** Start Provided information **

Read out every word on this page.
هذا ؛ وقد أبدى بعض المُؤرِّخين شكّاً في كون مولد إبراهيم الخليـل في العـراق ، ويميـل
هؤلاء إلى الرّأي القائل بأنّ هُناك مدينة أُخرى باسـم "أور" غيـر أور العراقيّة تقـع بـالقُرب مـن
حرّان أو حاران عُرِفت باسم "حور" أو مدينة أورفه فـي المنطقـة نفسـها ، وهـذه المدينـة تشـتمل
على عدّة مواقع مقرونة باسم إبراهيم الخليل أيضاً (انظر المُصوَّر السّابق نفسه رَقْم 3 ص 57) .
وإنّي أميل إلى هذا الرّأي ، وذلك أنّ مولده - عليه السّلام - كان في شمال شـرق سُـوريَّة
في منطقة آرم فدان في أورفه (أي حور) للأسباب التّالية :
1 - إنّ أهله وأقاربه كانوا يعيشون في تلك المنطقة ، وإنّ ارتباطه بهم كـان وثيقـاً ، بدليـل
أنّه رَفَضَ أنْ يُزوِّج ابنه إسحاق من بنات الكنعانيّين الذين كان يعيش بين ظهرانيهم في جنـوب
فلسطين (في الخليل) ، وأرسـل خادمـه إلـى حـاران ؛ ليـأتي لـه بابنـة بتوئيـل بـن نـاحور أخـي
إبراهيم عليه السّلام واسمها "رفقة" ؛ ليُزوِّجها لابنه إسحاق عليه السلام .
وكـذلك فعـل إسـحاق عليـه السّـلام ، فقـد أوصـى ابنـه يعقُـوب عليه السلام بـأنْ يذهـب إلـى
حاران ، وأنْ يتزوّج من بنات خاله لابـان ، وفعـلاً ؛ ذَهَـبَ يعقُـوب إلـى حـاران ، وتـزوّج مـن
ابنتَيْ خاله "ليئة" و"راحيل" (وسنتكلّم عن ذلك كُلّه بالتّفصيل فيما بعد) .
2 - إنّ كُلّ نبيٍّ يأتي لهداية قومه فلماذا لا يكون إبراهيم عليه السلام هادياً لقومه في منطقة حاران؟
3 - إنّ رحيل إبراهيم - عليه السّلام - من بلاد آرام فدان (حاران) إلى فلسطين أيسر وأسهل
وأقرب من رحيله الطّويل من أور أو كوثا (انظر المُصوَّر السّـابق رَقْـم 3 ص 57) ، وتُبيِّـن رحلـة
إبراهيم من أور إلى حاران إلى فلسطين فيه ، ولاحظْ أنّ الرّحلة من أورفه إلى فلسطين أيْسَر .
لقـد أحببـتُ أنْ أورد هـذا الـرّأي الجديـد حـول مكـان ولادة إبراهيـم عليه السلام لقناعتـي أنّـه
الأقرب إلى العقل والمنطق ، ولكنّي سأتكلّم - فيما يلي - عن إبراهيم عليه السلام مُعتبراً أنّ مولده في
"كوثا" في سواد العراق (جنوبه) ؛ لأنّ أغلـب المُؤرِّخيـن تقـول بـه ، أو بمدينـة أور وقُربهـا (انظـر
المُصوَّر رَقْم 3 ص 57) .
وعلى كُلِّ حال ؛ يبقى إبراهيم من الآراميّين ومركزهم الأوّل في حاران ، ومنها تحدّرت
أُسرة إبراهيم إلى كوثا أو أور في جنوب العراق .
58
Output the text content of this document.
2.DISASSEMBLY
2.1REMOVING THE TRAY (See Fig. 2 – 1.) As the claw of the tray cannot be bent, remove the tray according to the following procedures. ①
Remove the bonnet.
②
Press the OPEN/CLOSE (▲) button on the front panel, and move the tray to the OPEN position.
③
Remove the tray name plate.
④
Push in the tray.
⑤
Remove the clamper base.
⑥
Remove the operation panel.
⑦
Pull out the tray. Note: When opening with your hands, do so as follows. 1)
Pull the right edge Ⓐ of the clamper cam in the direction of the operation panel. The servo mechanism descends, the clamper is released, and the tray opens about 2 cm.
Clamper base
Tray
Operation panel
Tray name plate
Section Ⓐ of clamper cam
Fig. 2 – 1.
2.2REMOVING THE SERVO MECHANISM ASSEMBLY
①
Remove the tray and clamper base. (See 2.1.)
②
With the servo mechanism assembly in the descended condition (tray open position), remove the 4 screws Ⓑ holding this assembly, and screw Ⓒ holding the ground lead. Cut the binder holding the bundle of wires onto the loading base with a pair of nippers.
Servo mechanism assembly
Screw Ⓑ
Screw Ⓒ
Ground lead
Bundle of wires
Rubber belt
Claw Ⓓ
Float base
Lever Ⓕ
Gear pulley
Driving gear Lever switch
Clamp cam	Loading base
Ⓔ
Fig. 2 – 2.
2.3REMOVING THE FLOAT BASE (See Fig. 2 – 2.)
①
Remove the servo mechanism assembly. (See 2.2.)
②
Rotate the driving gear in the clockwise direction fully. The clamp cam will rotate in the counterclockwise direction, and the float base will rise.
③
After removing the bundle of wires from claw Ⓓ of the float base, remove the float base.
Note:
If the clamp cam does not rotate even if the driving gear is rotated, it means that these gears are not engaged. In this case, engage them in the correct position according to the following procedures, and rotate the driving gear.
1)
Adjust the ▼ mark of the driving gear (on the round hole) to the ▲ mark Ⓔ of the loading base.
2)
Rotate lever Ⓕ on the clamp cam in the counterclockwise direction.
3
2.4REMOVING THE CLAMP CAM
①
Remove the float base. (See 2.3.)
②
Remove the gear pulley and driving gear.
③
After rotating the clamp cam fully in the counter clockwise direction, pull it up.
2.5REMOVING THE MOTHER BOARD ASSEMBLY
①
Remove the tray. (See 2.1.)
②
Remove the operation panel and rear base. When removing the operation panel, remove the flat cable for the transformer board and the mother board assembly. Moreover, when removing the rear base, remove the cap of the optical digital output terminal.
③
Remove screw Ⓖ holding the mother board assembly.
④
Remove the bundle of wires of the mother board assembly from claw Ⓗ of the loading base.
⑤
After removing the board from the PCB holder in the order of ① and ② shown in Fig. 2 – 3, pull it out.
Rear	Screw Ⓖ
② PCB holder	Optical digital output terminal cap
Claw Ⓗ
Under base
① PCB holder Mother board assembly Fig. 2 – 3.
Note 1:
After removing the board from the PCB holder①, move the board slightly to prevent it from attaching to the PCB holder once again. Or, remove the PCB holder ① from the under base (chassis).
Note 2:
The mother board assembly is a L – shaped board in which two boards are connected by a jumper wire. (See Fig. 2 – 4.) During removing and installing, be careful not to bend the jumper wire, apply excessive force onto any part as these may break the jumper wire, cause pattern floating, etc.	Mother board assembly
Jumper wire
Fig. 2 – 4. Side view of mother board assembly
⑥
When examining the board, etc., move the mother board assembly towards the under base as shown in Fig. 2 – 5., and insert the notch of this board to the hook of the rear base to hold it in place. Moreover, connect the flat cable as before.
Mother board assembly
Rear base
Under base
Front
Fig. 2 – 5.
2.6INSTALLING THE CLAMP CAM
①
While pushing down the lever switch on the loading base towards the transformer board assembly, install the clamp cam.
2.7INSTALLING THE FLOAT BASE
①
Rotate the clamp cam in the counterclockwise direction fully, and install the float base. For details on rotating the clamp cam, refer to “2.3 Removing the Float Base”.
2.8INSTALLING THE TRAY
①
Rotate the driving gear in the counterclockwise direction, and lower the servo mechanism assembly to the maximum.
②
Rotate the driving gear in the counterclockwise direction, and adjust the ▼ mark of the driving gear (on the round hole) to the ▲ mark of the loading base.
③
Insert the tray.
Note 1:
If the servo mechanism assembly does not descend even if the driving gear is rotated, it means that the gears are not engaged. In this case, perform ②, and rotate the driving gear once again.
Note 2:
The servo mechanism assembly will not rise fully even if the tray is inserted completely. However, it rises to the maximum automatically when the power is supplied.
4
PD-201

** End Provided information **

Challenge: Of the lines above, copy each that contains "cable".

Result of the task:
Remove the operation panel and rear base. When removing the operation panel, remove the flat cable for the transformer board and the mother board assembly. Moreover, when removing the rear base, remove the cap of the optical digital output terminal.
When examining the board, etc., move the mother board assembly towards the under base as shown in Fig. 2 – 5., and insert the notch of this board to the hook of the rear base to hold it in place. Moreover, connect the flat cable as before.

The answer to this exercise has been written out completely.